▸ PASSAGE SHOWN:
....................

This is just a brief summary of how I see my journey in the process of starting up this ministry. For me, it has been a learning process and I wanted to share that with those around me. I would love for you to take time to have coffee with me so I can share more about what I have learned and how God is moving though the YAMs here at Woodridge. If you aren’t a young adult, we would love your help in serving the YAMs and—Hey, if you are in the area and consider yourself a young adult, we would love for you to get plugged in. I’m excited to continue on this journey of personal growth for me—and growth for the YAMs here at Woodridge. I hope that you can be a part of it!

....................

▸ Items from a data source:
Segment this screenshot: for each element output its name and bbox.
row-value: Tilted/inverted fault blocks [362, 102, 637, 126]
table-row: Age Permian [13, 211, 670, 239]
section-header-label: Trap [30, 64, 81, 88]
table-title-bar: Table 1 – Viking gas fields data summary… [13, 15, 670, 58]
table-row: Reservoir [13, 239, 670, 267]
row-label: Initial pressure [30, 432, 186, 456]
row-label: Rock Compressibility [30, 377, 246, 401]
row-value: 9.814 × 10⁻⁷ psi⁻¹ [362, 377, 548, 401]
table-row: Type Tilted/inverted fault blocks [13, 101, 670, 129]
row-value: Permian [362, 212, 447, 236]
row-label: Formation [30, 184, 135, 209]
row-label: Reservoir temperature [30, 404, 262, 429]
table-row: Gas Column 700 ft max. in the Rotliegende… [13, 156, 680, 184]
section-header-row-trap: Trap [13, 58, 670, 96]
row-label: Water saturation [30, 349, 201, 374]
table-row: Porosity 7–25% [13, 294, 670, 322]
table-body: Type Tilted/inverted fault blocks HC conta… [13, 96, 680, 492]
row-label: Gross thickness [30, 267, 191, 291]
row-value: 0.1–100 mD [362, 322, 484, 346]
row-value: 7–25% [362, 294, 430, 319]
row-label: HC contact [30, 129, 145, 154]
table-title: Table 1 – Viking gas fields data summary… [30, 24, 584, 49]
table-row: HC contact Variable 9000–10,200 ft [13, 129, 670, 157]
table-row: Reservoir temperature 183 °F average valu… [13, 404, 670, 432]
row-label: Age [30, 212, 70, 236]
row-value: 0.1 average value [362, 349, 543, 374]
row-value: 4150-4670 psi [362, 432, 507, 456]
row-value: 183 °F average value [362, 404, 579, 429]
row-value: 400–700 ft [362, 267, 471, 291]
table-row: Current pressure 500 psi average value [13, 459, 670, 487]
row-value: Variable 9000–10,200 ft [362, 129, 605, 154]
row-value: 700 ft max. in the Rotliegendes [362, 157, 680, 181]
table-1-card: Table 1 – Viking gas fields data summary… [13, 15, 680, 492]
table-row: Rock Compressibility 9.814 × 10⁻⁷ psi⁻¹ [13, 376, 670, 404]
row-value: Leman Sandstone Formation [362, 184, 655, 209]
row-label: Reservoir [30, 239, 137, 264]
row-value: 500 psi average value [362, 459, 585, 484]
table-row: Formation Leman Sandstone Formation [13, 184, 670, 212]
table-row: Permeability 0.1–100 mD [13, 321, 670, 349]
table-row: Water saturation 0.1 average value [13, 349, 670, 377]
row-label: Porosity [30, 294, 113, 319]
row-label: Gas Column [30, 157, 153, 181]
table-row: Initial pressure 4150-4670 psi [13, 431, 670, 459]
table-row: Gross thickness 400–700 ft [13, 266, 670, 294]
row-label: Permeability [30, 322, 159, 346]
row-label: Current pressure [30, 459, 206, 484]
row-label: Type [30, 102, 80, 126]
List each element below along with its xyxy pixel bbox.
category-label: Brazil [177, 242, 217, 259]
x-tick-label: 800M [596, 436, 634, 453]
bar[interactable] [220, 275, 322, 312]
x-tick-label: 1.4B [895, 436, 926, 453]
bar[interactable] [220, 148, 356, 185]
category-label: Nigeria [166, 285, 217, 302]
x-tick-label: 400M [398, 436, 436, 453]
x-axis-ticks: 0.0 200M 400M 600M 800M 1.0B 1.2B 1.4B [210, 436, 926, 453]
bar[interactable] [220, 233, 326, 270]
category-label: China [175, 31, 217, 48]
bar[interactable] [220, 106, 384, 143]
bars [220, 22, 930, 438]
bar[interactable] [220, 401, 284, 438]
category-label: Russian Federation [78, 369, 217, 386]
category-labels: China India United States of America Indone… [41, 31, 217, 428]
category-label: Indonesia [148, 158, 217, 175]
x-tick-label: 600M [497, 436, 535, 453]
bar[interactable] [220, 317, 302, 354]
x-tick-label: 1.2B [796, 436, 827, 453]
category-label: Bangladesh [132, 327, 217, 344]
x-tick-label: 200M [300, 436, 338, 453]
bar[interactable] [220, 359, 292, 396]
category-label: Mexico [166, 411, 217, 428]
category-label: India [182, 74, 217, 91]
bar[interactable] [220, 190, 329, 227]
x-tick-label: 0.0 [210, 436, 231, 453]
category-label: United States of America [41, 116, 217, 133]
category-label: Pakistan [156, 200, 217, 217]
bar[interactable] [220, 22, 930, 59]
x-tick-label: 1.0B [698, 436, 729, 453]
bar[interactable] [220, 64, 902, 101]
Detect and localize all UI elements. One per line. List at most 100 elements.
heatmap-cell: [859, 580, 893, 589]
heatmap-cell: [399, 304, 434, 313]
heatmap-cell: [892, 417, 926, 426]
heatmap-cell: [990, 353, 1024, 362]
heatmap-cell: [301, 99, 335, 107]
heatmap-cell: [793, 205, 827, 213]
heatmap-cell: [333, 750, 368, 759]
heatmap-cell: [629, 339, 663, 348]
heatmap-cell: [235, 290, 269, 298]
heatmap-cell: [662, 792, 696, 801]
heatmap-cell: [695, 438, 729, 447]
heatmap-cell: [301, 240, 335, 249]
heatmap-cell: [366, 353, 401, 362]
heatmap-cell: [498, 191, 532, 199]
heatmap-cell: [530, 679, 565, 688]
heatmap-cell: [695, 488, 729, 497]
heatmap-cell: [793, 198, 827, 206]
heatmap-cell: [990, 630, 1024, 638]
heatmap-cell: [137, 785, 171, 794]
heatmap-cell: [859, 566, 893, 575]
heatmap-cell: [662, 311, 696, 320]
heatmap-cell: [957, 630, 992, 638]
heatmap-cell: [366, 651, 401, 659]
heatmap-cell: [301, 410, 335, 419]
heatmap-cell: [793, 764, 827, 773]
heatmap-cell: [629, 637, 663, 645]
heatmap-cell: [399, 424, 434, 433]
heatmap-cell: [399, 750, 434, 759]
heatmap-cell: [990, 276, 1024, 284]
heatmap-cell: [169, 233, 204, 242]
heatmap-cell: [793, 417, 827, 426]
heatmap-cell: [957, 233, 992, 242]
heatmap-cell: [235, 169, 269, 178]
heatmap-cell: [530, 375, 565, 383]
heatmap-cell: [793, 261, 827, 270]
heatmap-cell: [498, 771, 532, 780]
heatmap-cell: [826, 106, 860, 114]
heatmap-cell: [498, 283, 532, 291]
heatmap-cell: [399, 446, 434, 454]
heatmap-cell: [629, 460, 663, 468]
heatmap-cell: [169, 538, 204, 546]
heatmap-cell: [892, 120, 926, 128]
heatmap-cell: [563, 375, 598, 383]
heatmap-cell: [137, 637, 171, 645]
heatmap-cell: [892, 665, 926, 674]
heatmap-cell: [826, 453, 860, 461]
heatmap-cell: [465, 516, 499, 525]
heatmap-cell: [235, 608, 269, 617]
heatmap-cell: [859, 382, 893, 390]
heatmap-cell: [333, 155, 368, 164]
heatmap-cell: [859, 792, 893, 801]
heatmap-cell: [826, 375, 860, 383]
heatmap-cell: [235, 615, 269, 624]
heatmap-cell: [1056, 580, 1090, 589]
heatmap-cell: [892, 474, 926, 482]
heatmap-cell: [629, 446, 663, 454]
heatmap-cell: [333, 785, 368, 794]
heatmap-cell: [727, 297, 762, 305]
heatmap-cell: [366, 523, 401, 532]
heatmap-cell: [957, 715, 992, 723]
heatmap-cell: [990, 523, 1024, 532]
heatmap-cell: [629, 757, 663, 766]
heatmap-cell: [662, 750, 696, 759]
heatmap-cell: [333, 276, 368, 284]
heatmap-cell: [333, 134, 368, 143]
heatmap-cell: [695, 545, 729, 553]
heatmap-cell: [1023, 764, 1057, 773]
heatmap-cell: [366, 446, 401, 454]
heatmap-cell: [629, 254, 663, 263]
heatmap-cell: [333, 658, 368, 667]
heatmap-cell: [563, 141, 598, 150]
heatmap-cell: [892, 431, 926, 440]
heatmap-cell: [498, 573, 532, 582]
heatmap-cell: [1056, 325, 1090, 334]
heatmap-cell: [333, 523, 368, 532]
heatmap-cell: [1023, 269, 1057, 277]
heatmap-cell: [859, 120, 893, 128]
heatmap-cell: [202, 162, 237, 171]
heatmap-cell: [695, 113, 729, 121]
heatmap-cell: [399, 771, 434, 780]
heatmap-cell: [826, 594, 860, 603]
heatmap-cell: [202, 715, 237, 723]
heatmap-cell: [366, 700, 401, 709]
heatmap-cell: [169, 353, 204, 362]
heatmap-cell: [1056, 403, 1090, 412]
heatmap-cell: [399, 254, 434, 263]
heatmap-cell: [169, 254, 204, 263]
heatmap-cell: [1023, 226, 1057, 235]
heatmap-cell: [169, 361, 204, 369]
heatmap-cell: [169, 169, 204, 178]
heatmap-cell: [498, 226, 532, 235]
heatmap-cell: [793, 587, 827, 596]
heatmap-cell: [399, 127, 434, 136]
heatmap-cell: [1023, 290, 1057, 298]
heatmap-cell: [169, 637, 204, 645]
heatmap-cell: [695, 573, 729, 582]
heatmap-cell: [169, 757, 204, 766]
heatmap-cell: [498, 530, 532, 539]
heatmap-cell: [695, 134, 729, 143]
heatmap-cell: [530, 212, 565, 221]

....................

▸ BRIEF:
In the passage on the young adult ministry at Woodridge, what does the writer invite readers to take time to do?

▸ FINAL ANSWER:
Have coffee with the writer, so the writer can share more about what has been learned and how God is moving through the YAMs.